§ Set task
Write out the lines again, swapping "Married-Couple Family Poverty" for "Married-Couple Poverty Rate" wherever it occurs and leaving everything else as it is.

Excerpt from a dataset:
────────────────────
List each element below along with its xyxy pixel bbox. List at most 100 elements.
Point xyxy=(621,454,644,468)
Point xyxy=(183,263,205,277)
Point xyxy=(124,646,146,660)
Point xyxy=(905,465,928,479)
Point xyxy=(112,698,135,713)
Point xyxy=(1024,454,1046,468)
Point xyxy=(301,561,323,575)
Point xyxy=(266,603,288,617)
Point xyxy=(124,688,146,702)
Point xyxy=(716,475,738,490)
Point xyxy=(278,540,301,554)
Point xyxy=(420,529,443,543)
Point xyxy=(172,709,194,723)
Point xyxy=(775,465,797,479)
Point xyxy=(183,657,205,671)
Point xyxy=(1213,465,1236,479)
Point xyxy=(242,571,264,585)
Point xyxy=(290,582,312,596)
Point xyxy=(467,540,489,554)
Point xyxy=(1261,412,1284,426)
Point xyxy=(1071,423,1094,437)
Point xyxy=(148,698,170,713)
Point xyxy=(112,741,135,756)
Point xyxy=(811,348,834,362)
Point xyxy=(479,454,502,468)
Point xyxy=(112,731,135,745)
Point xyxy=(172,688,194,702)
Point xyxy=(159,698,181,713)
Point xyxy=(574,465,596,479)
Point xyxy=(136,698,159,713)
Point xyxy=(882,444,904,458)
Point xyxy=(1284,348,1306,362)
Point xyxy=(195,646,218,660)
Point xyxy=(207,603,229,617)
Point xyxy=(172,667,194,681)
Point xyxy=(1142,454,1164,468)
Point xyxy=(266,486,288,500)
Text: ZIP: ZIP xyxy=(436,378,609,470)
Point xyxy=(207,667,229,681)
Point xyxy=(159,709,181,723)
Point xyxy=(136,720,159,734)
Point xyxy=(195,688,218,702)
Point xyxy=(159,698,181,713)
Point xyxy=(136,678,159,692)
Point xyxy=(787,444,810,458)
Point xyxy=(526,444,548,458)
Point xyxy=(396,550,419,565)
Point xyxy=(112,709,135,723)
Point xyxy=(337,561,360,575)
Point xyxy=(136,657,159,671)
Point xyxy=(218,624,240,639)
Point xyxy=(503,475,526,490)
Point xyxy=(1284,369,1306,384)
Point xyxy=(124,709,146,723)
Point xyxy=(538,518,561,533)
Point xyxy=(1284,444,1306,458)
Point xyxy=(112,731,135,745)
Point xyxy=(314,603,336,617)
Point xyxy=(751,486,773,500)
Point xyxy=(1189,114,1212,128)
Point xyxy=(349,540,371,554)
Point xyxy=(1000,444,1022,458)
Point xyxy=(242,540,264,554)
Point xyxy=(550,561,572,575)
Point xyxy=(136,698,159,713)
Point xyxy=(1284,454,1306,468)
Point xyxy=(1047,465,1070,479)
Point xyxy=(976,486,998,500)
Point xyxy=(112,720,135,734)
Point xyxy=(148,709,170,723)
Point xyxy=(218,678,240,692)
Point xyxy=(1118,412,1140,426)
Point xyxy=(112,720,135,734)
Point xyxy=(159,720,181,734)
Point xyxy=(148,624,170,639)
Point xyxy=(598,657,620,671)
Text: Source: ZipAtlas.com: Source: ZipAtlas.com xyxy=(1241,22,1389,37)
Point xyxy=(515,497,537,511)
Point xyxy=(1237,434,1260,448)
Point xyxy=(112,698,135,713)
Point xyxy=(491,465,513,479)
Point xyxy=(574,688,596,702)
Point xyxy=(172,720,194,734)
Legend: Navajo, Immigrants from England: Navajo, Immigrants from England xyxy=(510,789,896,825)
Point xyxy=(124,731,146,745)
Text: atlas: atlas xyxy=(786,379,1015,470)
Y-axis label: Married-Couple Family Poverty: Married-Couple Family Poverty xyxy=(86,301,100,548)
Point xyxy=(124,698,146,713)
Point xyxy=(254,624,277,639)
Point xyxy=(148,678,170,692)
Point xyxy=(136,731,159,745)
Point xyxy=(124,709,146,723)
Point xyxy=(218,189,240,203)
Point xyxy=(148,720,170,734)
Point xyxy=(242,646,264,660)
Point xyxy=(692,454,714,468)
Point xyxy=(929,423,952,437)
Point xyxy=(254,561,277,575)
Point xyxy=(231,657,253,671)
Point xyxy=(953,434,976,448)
────────────────────
§ Worked answer
List each element below along with its xyxy pixel bbox. List at most 100 elements.
Point xyxy=(621,454,644,468)
Point xyxy=(183,263,205,277)
Point xyxy=(124,646,146,660)
Point xyxy=(905,465,928,479)
Point xyxy=(112,698,135,713)
Point xyxy=(1024,454,1046,468)
Point xyxy=(301,561,323,575)
Point xyxy=(266,603,288,617)
Point xyxy=(124,688,146,702)
Point xyxy=(716,475,738,490)
Point xyxy=(278,540,301,554)
Point xyxy=(420,529,443,543)
Point xyxy=(172,709,194,723)
Point xyxy=(775,465,797,479)
Point xyxy=(183,657,205,671)
Point xyxy=(1213,465,1236,479)
Point xyxy=(242,571,264,585)
Point xyxy=(290,582,312,596)
Point xyxy=(467,540,489,554)
Point xyxy=(1261,412,1284,426)
Point xyxy=(1071,423,1094,437)
Point xyxy=(148,698,170,713)
Point xyxy=(112,741,135,756)
Point xyxy=(811,348,834,362)
Point xyxy=(479,454,502,468)
Point xyxy=(112,731,135,745)
Point xyxy=(172,688,194,702)
Point xyxy=(159,698,181,713)
Point xyxy=(574,465,596,479)
Point xyxy=(136,698,159,713)
Point xyxy=(882,444,904,458)
Point xyxy=(1284,348,1306,362)
Point xyxy=(195,646,218,660)
Point xyxy=(207,603,229,617)
Point xyxy=(172,667,194,681)
Point xyxy=(1142,454,1164,468)
Point xyxy=(266,486,288,500)
Text: ZIP: ZIP xyxy=(436,378,609,470)
Point xyxy=(207,667,229,681)
Point xyxy=(159,709,181,723)
Point xyxy=(136,720,159,734)
Point xyxy=(195,688,218,702)
Point xyxy=(159,698,181,713)
Point xyxy=(136,678,159,692)
Point xyxy=(787,444,810,458)
Point xyxy=(526,444,548,458)
Point xyxy=(396,550,419,565)
Point xyxy=(112,709,135,723)
Point xyxy=(337,561,360,575)
Point xyxy=(136,657,159,671)
Point xyxy=(218,624,240,639)
Point xyxy=(503,475,526,490)
Point xyxy=(1284,369,1306,384)
Point xyxy=(124,709,146,723)
Point xyxy=(538,518,561,533)
Point xyxy=(1284,444,1306,458)
Point xyxy=(112,731,135,745)
Point xyxy=(314,603,336,617)
Point xyxy=(751,486,773,500)
Point xyxy=(1189,114,1212,128)
Point xyxy=(349,540,371,554)
Point xyxy=(1000,444,1022,458)
Point xyxy=(242,540,264,554)
Point xyxy=(550,561,572,575)
Point xyxy=(136,698,159,713)
Point xyxy=(1284,454,1306,468)
Point xyxy=(1047,465,1070,479)
Point xyxy=(976,486,998,500)
Point xyxy=(112,720,135,734)
Point xyxy=(148,709,170,723)
Point xyxy=(218,678,240,692)
Point xyxy=(1118,412,1140,426)
Point xyxy=(112,720,135,734)
Point xyxy=(159,720,181,734)
Point xyxy=(148,624,170,639)
Point xyxy=(598,657,620,671)
Text: Source: ZipAtlas.com: Source: ZipAtlas.com xyxy=(1241,22,1389,37)
Point xyxy=(515,497,537,511)
Point xyxy=(1237,434,1260,448)
Point xyxy=(112,698,135,713)
Point xyxy=(491,465,513,479)
Point xyxy=(574,688,596,702)
Point xyxy=(172,720,194,734)
Legend: Navajo, Immigrants from England: Navajo, Immigrants from England xyxy=(510,789,896,825)
Point xyxy=(124,731,146,745)
Text: atlas: atlas xyxy=(786,379,1015,470)
Y-axis label: Married-Couple Poverty Rate: Married-Couple Poverty Rate xyxy=(86,301,100,548)
Point xyxy=(124,698,146,713)
Point xyxy=(254,624,277,639)
Point xyxy=(148,678,170,692)
Point xyxy=(136,731,159,745)
Point xyxy=(124,709,146,723)
Point xyxy=(218,189,240,203)
Point xyxy=(148,720,170,734)
Point xyxy=(242,646,264,660)
Point xyxy=(692,454,714,468)
Point xyxy=(929,423,952,437)
Point xyxy=(254,561,277,575)
Point xyxy=(231,657,253,671)
Point xyxy=(953,434,976,448)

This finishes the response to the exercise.